## SET PROBLEM
Please output every line of the material as it stands, without the pictures.

## MATERIAL TO PROCESS

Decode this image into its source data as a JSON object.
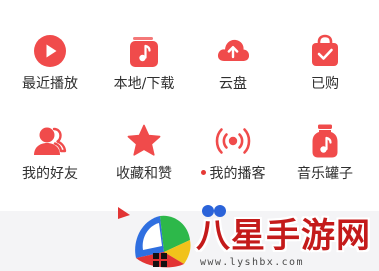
{
  "colors": {
    "accent": "#F04B4B",
    "accent_dark": "#E23434",
    "label_text": "#2F2F2F",
    "dot": "#E53935",
    "background": "#F4F4F6",
    "card": "#FFFFFF",
    "watermark_text": "#C41A1A"
  },
  "quick_menu": {
    "items": [
      {
        "label": "最近播放",
        "icon": "play-circle-icon"
      },
      {
        "label": "本地/下载",
        "icon": "music-file-icon"
      },
      {
        "label": "云盘",
        "icon": "cloud-upload-icon"
      },
      {
        "label": "已购",
        "icon": "shopping-bag-check-icon"
      },
      {
        "label": "我的好友",
        "icon": "friends-icon"
      },
      {
        "label": "收藏和赞",
        "icon": "star-icon"
      },
      {
        "label": "我的播客",
        "icon": "broadcast-icon",
        "has_dot": true
      },
      {
        "label": "音乐罐子",
        "icon": "music-jar-icon"
      }
    ]
  },
  "watermark": {
    "brand": "八星手游网",
    "url": "www.lyshbx.com"
  }
}
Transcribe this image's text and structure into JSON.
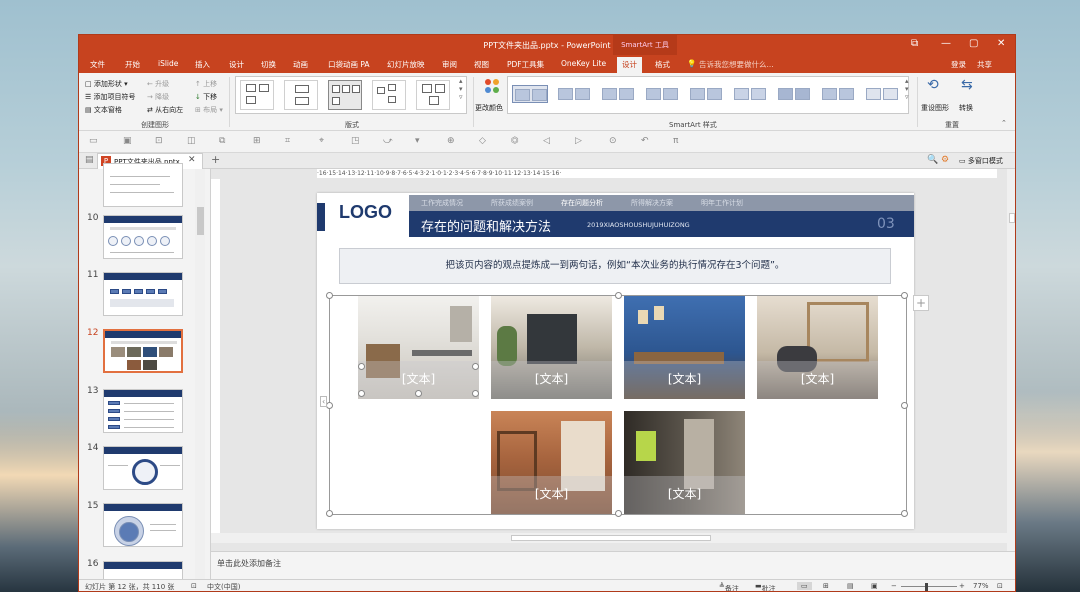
{
  "window": {
    "title": "PPT文件夹出品.pptx - PowerPoint",
    "context_tab": "SmartArt 工具",
    "controls": [
      "⧉",
      "—",
      "▢",
      "✕"
    ]
  },
  "tabs": [
    "文件",
    "开始",
    "iSlide",
    "插入",
    "设计",
    "切换",
    "动画",
    "口袋动画 PA",
    "幻灯片放映",
    "审阅",
    "视图",
    "PDF工具集",
    "OneKey Lite",
    "设计",
    "格式"
  ],
  "tell_me": "告诉我您想要做什么...",
  "account": {
    "login": "登录",
    "share": "共享"
  },
  "ribbon": {
    "create": {
      "items": [
        "添加形状",
        "添加项目符号",
        "文本窗格",
        "升级",
        "降级",
        "从右向左",
        "上移",
        "下移",
        "布局"
      ],
      "label": "创建图形"
    },
    "layouts_label": "版式",
    "change_color": "更改颜色",
    "styles_label": "SmartArt 样式",
    "reset": {
      "items": [
        "重设图形",
        "转换"
      ],
      "label": "重置"
    }
  },
  "doc_tab": "PPT文件夹出品.pptx",
  "view_options": "多窗口模式",
  "thumbnails": [
    {
      "num": "10"
    },
    {
      "num": "11"
    },
    {
      "num": "12"
    },
    {
      "num": "13"
    },
    {
      "num": "14"
    },
    {
      "num": "15"
    },
    {
      "num": "16"
    }
  ],
  "ruler_text": "·16·15·14·13·12·11·10·9·8·7·6·5·4·3·2·1·0·1·2·3·4·5·6·7·8·9·10·11·12·13·14·15·16·",
  "slide": {
    "logo": "LOGO",
    "nav": [
      "工作完成情况",
      "所获成绩案例",
      "存在问题分析",
      "所得解决方案",
      "明年工作计划"
    ],
    "title": "存在的问题和解决方法",
    "subtitle": "2019XIAOSHOUSHUJUHUIZONG",
    "page_no": "03",
    "statement": "把该页内容的观点提炼成一到两句话，例如“本次业务的执行情况存在3个问题”。",
    "smartart_placeholder": "[文本]"
  },
  "notes_placeholder": "单击此处添加备注",
  "status": {
    "slide_info": "幻灯片 第 12 张，共 110 张",
    "language": "中文(中国)",
    "notes": "备注",
    "comments": "批注",
    "zoom": "77%"
  },
  "colors": {
    "accent": "#c7431f",
    "slide_navy": "#1f3a6e",
    "nav_gray": "#8d97a9"
  }
}
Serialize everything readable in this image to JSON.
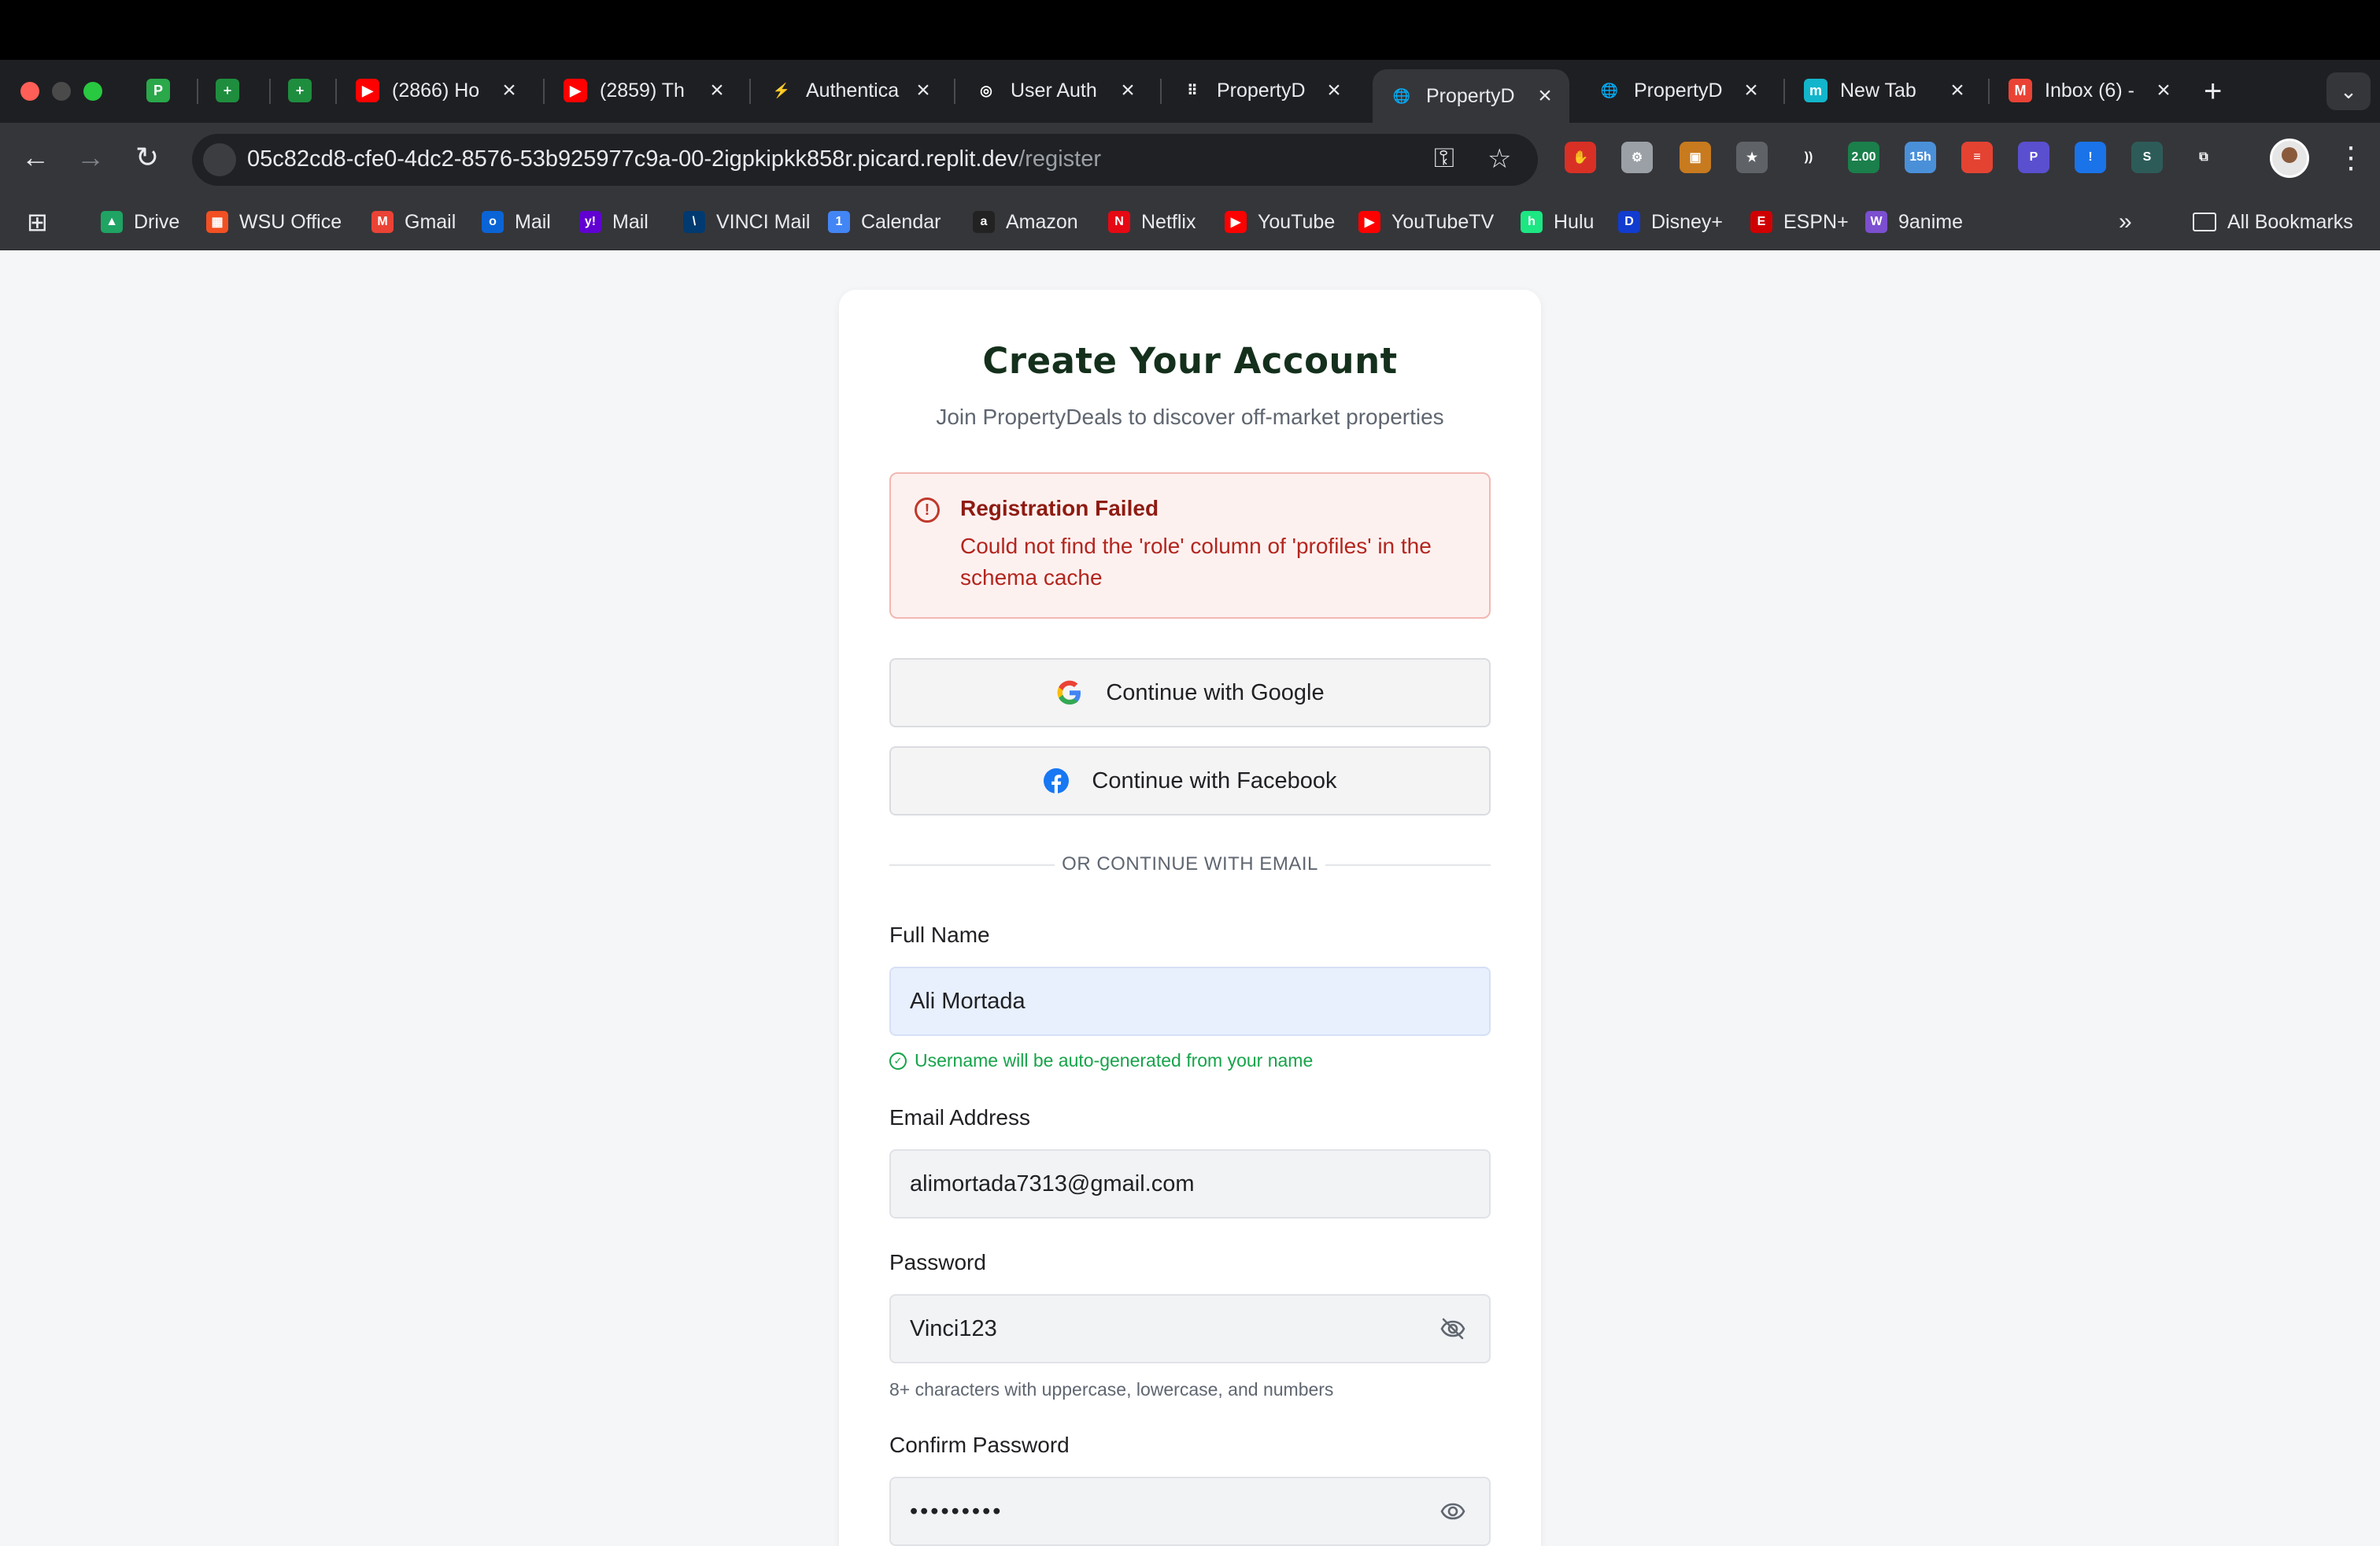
{
  "browser": {
    "tabs": [
      {
        "title": "",
        "favicon": "P",
        "color": "#2aa84a"
      },
      {
        "title": "",
        "favicon": "+",
        "color": "#1e8e3e"
      },
      {
        "title": "",
        "favicon": "+",
        "color": "#1e8e3e"
      },
      {
        "title": "(2866) Ho",
        "favicon": "▶",
        "color": "#ff0000"
      },
      {
        "title": "(2859) Th",
        "favicon": "▶",
        "color": "#ff0000"
      },
      {
        "title": "Authentica",
        "favicon": "⚡",
        "color": "#1e1f22"
      },
      {
        "title": "User Auth",
        "favicon": "◎",
        "color": "#1e1f22"
      },
      {
        "title": "PropertyD",
        "favicon": "⠿",
        "color": "#1e1f22"
      },
      {
        "title": "PropertyD",
        "favicon": "🌐",
        "color": "#35363a"
      },
      {
        "title": "PropertyD",
        "favicon": "🌐",
        "color": "#1e1f22"
      },
      {
        "title": "New Tab",
        "favicon": "m",
        "color": "#12b5cb"
      },
      {
        "title": "Inbox (6) -",
        "favicon": "M",
        "color": "#ea4335"
      }
    ],
    "url_host": "05c82cd8-cfe0-4dc2-8576-53b925977c9a-00-2igpkipkk858r.picard.replit.dev",
    "url_path": "/register",
    "extensions": [
      {
        "label": "✋",
        "color": "#d93025"
      },
      {
        "label": "⚙",
        "color": "#9aa0a6"
      },
      {
        "label": "▣",
        "color": "#c87a1e"
      },
      {
        "label": "★",
        "color": "#5f6368"
      },
      {
        "label": "))",
        "color": "#35363a"
      },
      {
        "label": "2.00",
        "color": "#1a7f4b"
      },
      {
        "label": "15h",
        "color": "#4a90d9"
      },
      {
        "label": "≡",
        "color": "#e44332"
      },
      {
        "label": "P",
        "color": "#5a4fcf"
      },
      {
        "label": "!",
        "color": "#1a73e8"
      },
      {
        "label": "S",
        "color": "#2d5c58"
      },
      {
        "label": "⧉",
        "color": "#35363a"
      }
    ],
    "bookmarks": [
      {
        "label": "Drive",
        "icon": "▲",
        "color": "#1fa463"
      },
      {
        "label": "WSU Office",
        "icon": "▦",
        "color": "#f25022"
      },
      {
        "label": "Gmail",
        "icon": "M",
        "color": "#ea4335"
      },
      {
        "label": "Mail",
        "icon": "o",
        "color": "#0a64d6"
      },
      {
        "label": "Mail",
        "icon": "y!",
        "color": "#6001d2"
      },
      {
        "label": "VINCI Mail",
        "icon": "\\",
        "color": "#003a70"
      },
      {
        "label": "Calendar",
        "icon": "1",
        "color": "#4285f4"
      },
      {
        "label": "Amazon",
        "icon": "a",
        "color": "#222222"
      },
      {
        "label": "Netflix",
        "icon": "N",
        "color": "#e50914"
      },
      {
        "label": "YouTube",
        "icon": "▶",
        "color": "#ff0000"
      },
      {
        "label": "YouTubeTV",
        "icon": "▶",
        "color": "#ff0000"
      },
      {
        "label": "Hulu",
        "icon": "h",
        "color": "#1ce783"
      },
      {
        "label": "Disney+",
        "icon": "D",
        "color": "#113ccf"
      },
      {
        "label": "ESPN+",
        "icon": "E",
        "color": "#d00000"
      },
      {
        "label": "9anime",
        "icon": "W",
        "color": "#7b4fcf"
      }
    ],
    "all_bookmarks": "All Bookmarks"
  },
  "page": {
    "title": "Create Your Account",
    "subtitle": "Join PropertyDeals to discover off-market properties",
    "alert": {
      "title": "Registration Failed",
      "message": "Could not find the 'role' column of 'profiles' in the schema cache"
    },
    "google_button": "Continue with Google",
    "facebook_button": "Continue with Facebook",
    "divider": "OR CONTINUE WITH EMAIL",
    "full_name": {
      "label": "Full Name",
      "value": "Ali Mortada",
      "hint": "Username will be auto-generated from your name"
    },
    "email": {
      "label": "Email Address",
      "value": "alimortada7313@gmail.com"
    },
    "password": {
      "label": "Password",
      "value": "Vinci123",
      "hint": "8+ characters with uppercase, lowercase, and numbers"
    },
    "confirm_password": {
      "label": "Confirm Password",
      "value": "•••••••••"
    }
  },
  "colors": {
    "title": "#14301c",
    "alert_text": "#b3261e",
    "success": "#16a34a"
  }
}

## SOLUTION TO THIS EXERCISE
Decode this image into its source data as a JSON object.
{
  "colors": {
    "accent": "#F04B4B",
    "accent_dark": "#E23434",
    "label_text": "#2F2F2F",
    "dot": "#E53935",
    "background": "#F4F4F6",
    "card": "#FFFFFF",
    "watermark_text": "#C41A1A"
  },
  "quick_menu": {
    "items": [
      {
        "label": "最近播放",
        "icon": "play-circle-icon"
      },
      {
        "label": "本地/下载",
        "icon": "music-file-icon"
      },
      {
        "label": "云盘",
        "icon": "cloud-upload-icon"
      },
      {
        "label": "已购",
        "icon": "shopping-bag-check-icon"
      },
      {
        "label": "我的好友",
        "icon": "friends-icon"
      },
      {
        "label": "收藏和赞",
        "icon": "star-icon"
      },
      {
        "label": "我的播客",
        "icon": "broadcast-icon",
        "has_dot": true
      },
      {
        "label": "音乐罐子",
        "icon": "music-jar-icon"
      }
    ]
  },
  "watermark": {
    "brand": "八星手游网",
    "url": "www.lyshbx.com"
  }
}
Transcribe this image's text and structure into JSON.
{
  "window": {
    "title": "PPT文件夹出品.pptx - PowerPoint",
    "context_tab": "SmartArt 工具",
    "controls": [
      "⧉",
      "—",
      "▢",
      "✕"
    ]
  },
  "tabs": [
    "文件",
    "开始",
    "iSlide",
    "插入",
    "设计",
    "切换",
    "动画",
    "口袋动画 PA",
    "幻灯片放映",
    "审阅",
    "视图",
    "PDF工具集",
    "OneKey Lite",
    "设计",
    "格式"
  ],
  "tell_me": "告诉我您想要做什么...",
  "account": {
    "login": "登录",
    "share": "共享"
  },
  "ribbon": {
    "create": {
      "items": [
        "添加形状",
        "添加项目符号",
        "文本窗格",
        "升级",
        "降级",
        "从右向左",
        "上移",
        "下移",
        "布局"
      ],
      "label": "创建图形"
    },
    "layouts_label": "版式",
    "change_color": "更改颜色",
    "styles_label": "SmartArt 样式",
    "reset": {
      "items": [
        "重设图形",
        "转换"
      ],
      "label": "重置"
    }
  },
  "doc_tab": "PPT文件夹出品.pptx",
  "view_options": "多窗口模式",
  "thumbnails": [
    {
      "num": "10"
    },
    {
      "num": "11"
    },
    {
      "num": "12"
    },
    {
      "num": "13"
    },
    {
      "num": "14"
    },
    {
      "num": "15"
    },
    {
      "num": "16"
    }
  ],
  "ruler_text": "·16·15·14·13·12·11·10·9·8·7·6·5·4·3·2·1·0·1·2·3·4·5·6·7·8·9·10·11·12·13·14·15·16·",
  "slide": {
    "logo": "LOGO",
    "nav": [
      "工作完成情况",
      "所获成绩案例",
      "存在问题分析",
      "所得解决方案",
      "明年工作计划"
    ],
    "title": "存在的问题和解决方法",
    "subtitle": "2019XIAOSHOUSHUJUHUIZONG",
    "page_no": "03",
    "statement": "把该页内容的观点提炼成一到两句话，例如“本次业务的执行情况存在3个问题”。",
    "smartart_placeholder": "[文本]"
  },
  "notes_placeholder": "单击此处添加备注",
  "status": {
    "slide_info": "幻灯片 第 12 张，共 110 张",
    "language": "中文(中国)",
    "notes": "备注",
    "comments": "批注",
    "zoom": "77%"
  },
  "colors": {
    "accent": "#c7431f",
    "slide_navy": "#1f3a6e",
    "nav_gray": "#8d97a9"
  }
}
Serialize everything readable in this image to JSON.
{
  "browser": {
    "tabs": [
      {
        "title": "",
        "favicon": "P",
        "color": "#2aa84a"
      },
      {
        "title": "",
        "favicon": "+",
        "color": "#1e8e3e"
      },
      {
        "title": "",
        "favicon": "+",
        "color": "#1e8e3e"
      },
      {
        "title": "(2866) Ho",
        "favicon": "▶",
        "color": "#ff0000"
      },
      {
        "title": "(2859) Th",
        "favicon": "▶",
        "color": "#ff0000"
      },
      {
        "title": "Authentica",
        "favicon": "⚡",
        "color": "#1e1f22"
      },
      {
        "title": "User Auth",
        "favicon": "◎",
        "color": "#1e1f22"
      },
      {
        "title": "PropertyD",
        "favicon": "⠿",
        "color": "#1e1f22"
      },
      {
        "title": "PropertyD",
        "favicon": "🌐",
        "color": "#35363a"
      },
      {
        "title": "PropertyD",
        "favicon": "🌐",
        "color": "#1e1f22"
      },
      {
        "title": "New Tab",
        "favicon": "m",
        "color": "#12b5cb"
      },
      {
        "title": "Inbox (6) -",
        "favicon": "M",
        "color": "#ea4335"
      }
    ],
    "url_host": "05c82cd8-cfe0-4dc2-8576-53b925977c9a-00-2igpkipkk858r.picard.replit.dev",
    "url_path": "/register",
    "extensions": [
      {
        "label": "✋",
        "color": "#d93025"
      },
      {
        "label": "⚙",
        "color": "#9aa0a6"
      },
      {
        "label": "▣",
        "color": "#c87a1e"
      },
      {
        "label": "★",
        "color": "#5f6368"
      },
      {
        "label": "))",
        "color": "#35363a"
      },
      {
        "label": "2.00",
        "color": "#1a7f4b"
      },
      {
        "label": "15h",
        "color": "#4a90d9"
      },
      {
        "label": "≡",
        "color": "#e44332"
      },
      {
        "label": "P",
        "color": "#5a4fcf"
      },
      {
        "label": "!",
        "color": "#1a73e8"
      },
      {
        "label": "S",
        "color": "#2d5c58"
      },
      {
        "label": "⧉",
        "color": "#35363a"
      }
    ],
    "bookmarks": [
      {
        "label": "Drive",
        "icon": "▲",
        "color": "#1fa463"
      },
      {
        "label": "WSU Office",
        "icon": "▦",
        "color": "#f25022"
      },
      {
        "label": "Gmail",
        "icon": "M",
        "color": "#ea4335"
      },
      {
        "label": "Mail",
        "icon": "o",
        "color": "#0a64d6"
      },
      {
        "label": "Mail",
        "icon": "y!",
        "color": "#6001d2"
      },
      {
        "label": "VINCI Mail",
        "icon": "\\",
        "color": "#003a70"
      },
      {
        "label": "Calendar",
        "icon": "1",
        "color": "#4285f4"
      },
      {
        "label": "Amazon",
        "icon": "a",
        "color": "#222222"
      },
      {
        "label": "Netflix",
        "icon": "N",
        "color": "#e50914"
      },
      {
        "label": "YouTube",
        "icon": "▶",
        "color": "#ff0000"
      },
      {
        "label": "YouTubeTV",
        "icon": "▶",
        "color": "#ff0000"
      },
      {
        "label": "Hulu",
        "icon": "h",
        "color": "#1ce783"
      },
      {
        "label": "Disney+",
        "icon": "D",
        "color": "#113ccf"
      },
      {
        "label": "ESPN+",
        "icon": "E",
        "color": "#d00000"
      },
      {
        "label": "9anime",
        "icon": "W",
        "color": "#7b4fcf"
      }
    ],
    "all_bookmarks": "All Bookmarks"
  },
  "page": {
    "title": "Create Your Account",
    "subtitle": "Join PropertyDeals to discover off-market properties",
    "alert": {
      "title": "Registration Failed",
      "message": "Could not find the 'role' column of 'profiles' in the schema cache"
    },
    "google_button": "Continue with Google",
    "facebook_button": "Continue with Facebook",
    "divider": "OR CONTINUE WITH EMAIL",
    "full_name": {
      "label": "Full Name",
      "value": "Ali Mortada",
      "hint": "Username will be auto-generated from your name"
    },
    "email": {
      "label": "Email Address",
      "value": "alimortada7313@gmail.com"
    },
    "password": {
      "label": "Password",
      "value": "Vinci123",
      "hint": "8+ characters with uppercase, lowercase, and numbers"
    },
    "confirm_password": {
      "label": "Confirm Password",
      "value": "•••••••••"
    }
  },
  "colors": {
    "title": "#14301c",
    "alert_text": "#b3261e",
    "success": "#16a34a"
  }
}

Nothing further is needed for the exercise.